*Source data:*
=====

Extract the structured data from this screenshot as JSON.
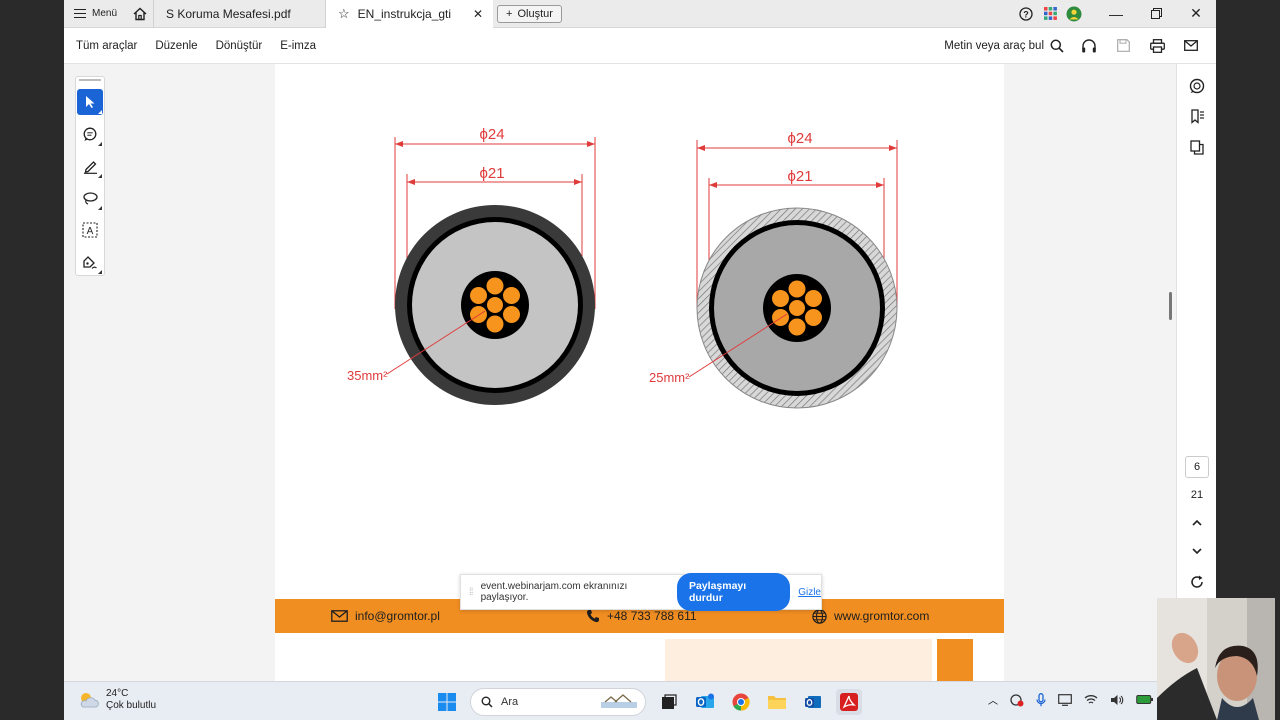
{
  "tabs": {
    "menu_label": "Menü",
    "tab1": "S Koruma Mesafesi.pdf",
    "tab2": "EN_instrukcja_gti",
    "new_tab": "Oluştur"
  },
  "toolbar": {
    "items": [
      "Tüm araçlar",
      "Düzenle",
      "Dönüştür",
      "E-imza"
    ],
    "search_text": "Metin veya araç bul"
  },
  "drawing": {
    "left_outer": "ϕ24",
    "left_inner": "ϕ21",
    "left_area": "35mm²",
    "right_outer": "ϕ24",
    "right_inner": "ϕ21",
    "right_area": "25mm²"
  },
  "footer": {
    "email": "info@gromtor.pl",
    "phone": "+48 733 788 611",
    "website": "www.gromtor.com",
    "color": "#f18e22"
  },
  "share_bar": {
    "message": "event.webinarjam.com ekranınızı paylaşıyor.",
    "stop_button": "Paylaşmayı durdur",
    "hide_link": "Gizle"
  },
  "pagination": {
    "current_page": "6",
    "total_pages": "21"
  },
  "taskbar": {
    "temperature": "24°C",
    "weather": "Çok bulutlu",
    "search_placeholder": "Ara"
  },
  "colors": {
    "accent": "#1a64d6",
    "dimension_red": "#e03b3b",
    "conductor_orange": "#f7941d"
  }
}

=====

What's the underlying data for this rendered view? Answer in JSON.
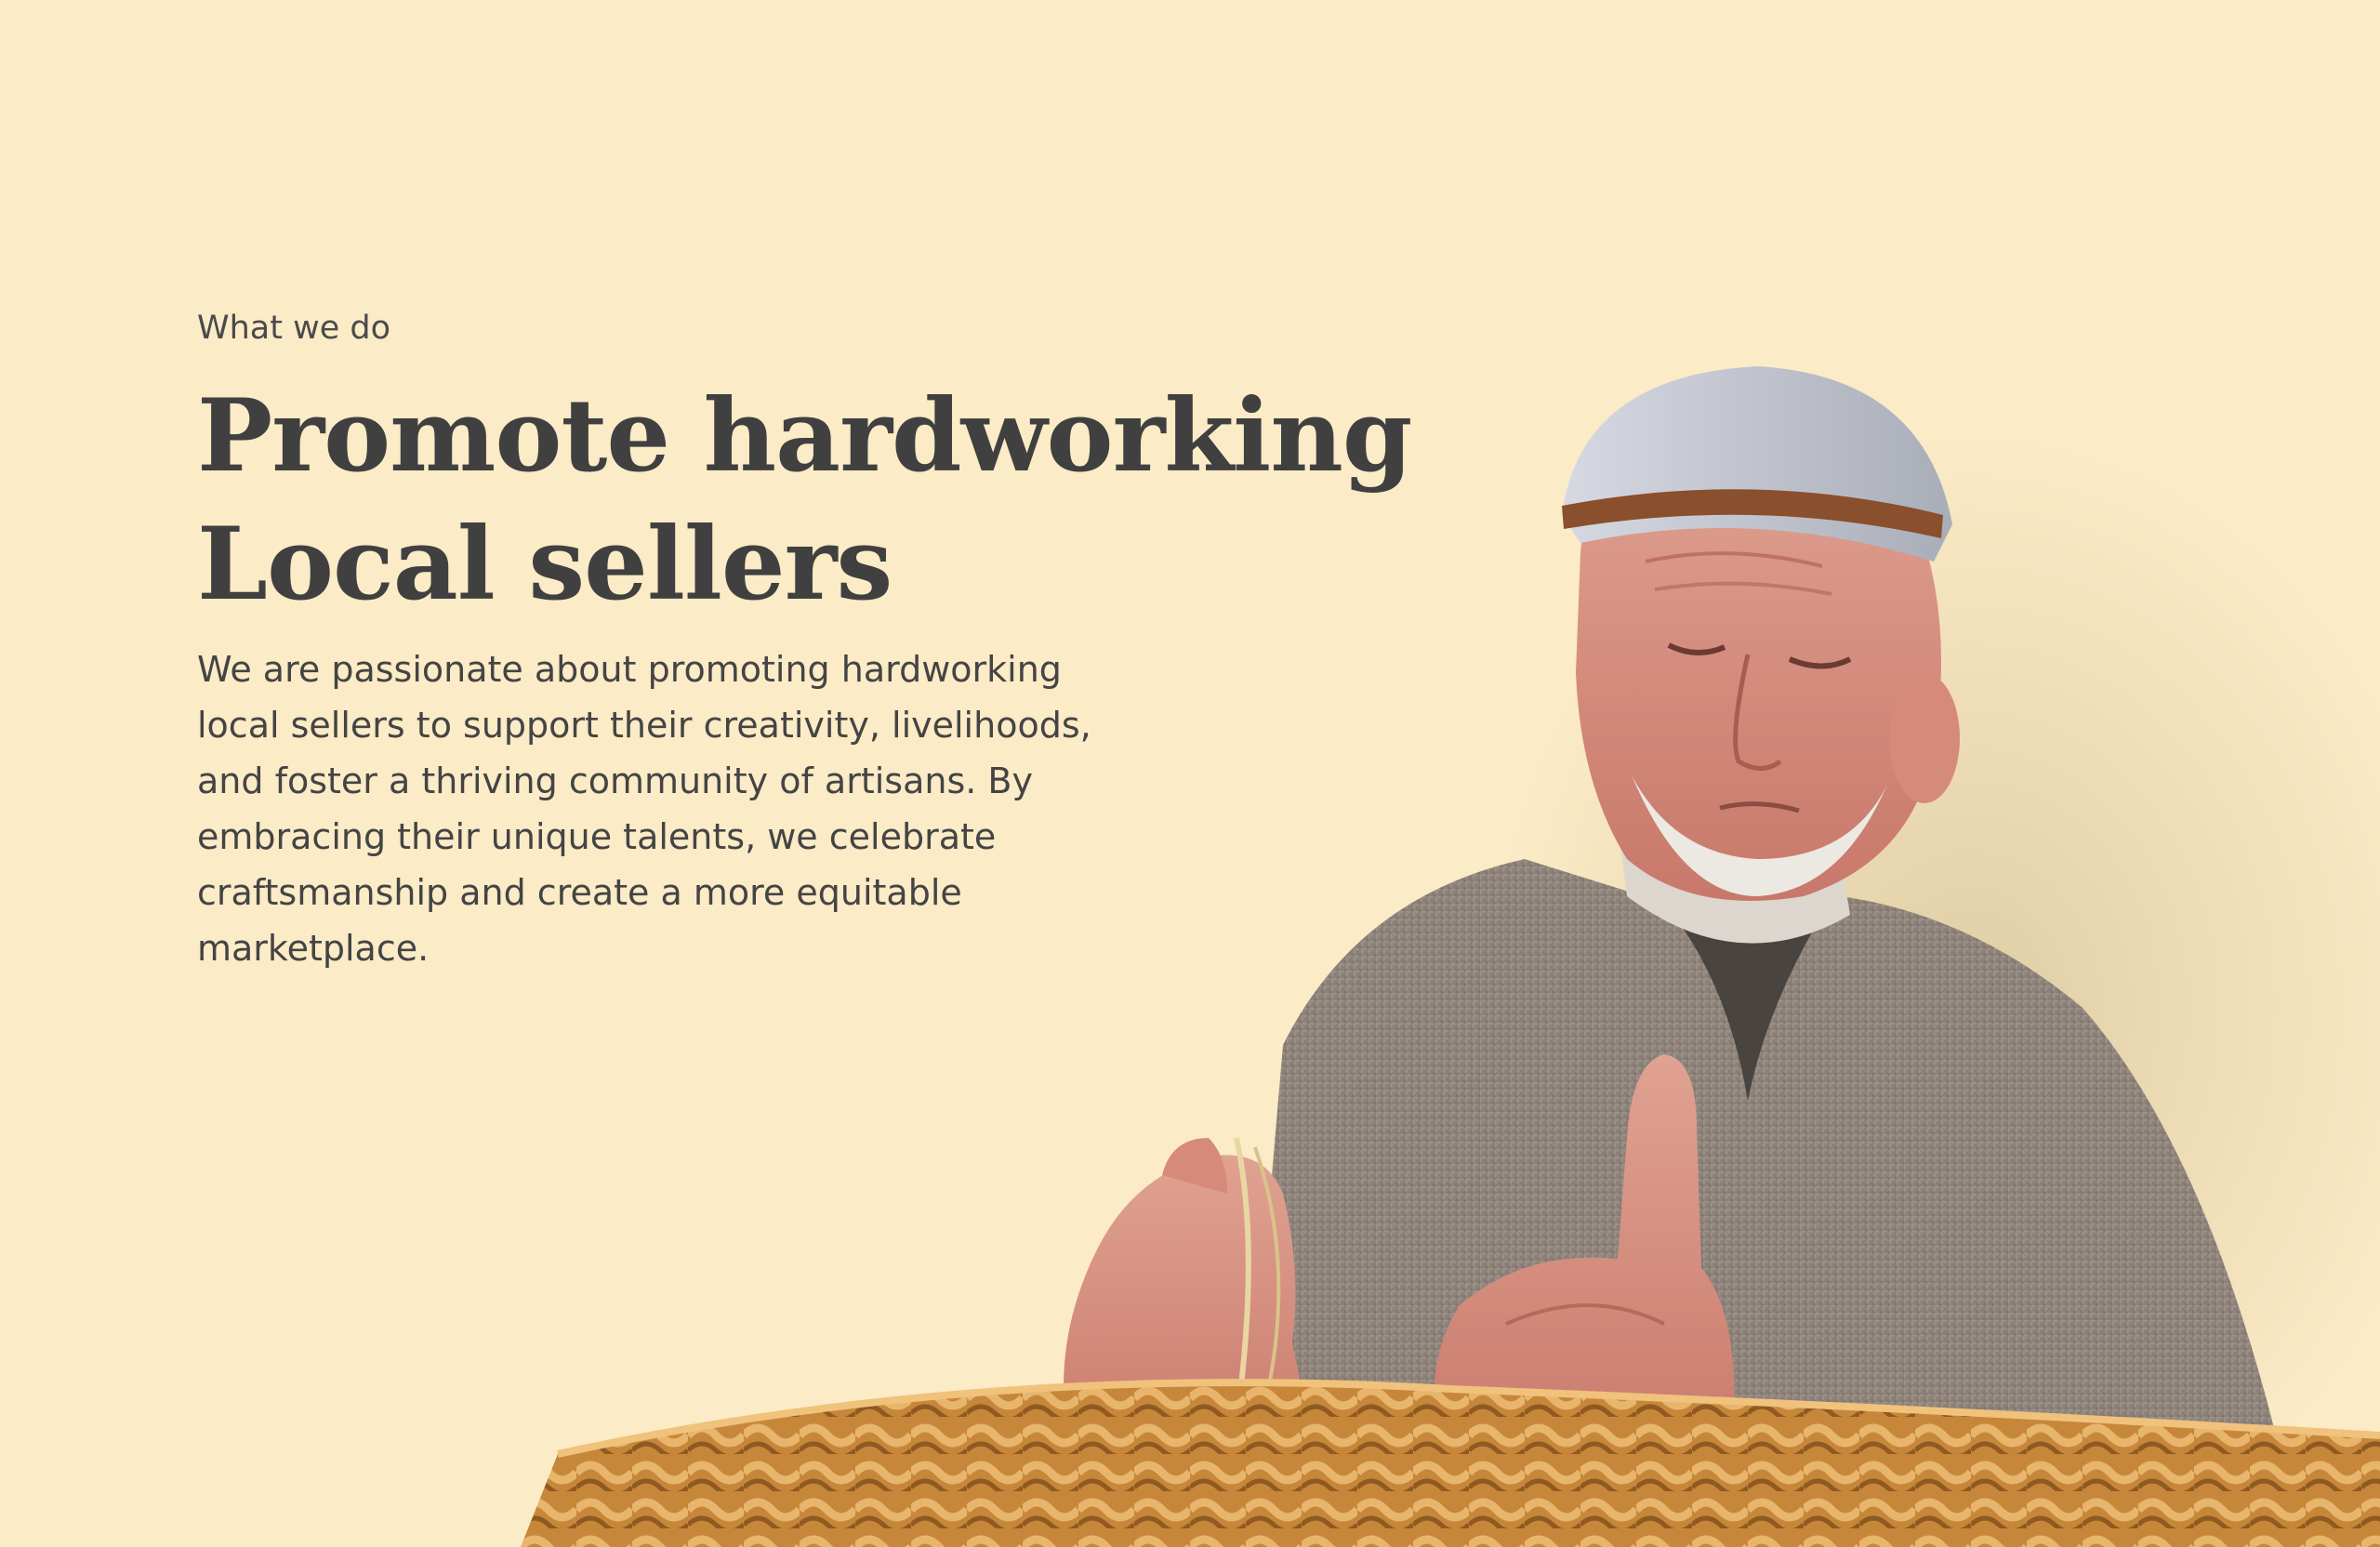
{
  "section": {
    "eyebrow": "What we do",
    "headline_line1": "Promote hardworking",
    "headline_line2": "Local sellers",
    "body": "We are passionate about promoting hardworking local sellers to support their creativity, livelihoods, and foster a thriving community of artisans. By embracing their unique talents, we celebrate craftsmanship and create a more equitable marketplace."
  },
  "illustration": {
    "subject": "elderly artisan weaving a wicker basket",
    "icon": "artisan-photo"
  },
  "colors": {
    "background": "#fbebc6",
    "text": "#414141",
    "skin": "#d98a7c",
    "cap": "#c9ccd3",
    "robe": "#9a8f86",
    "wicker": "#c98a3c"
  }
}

=====

Isolate each line of the listing above that includes "sellers". Copy it.

    "headline_line2": "Local sellers",
    "body": "We are passionate about promoting hardworking local sellers to support their creativity, livelihoods, and foster a thriving community of artisans. By embracing their unique talents, we celebrate craftsmanship and create a more equitable marketplace."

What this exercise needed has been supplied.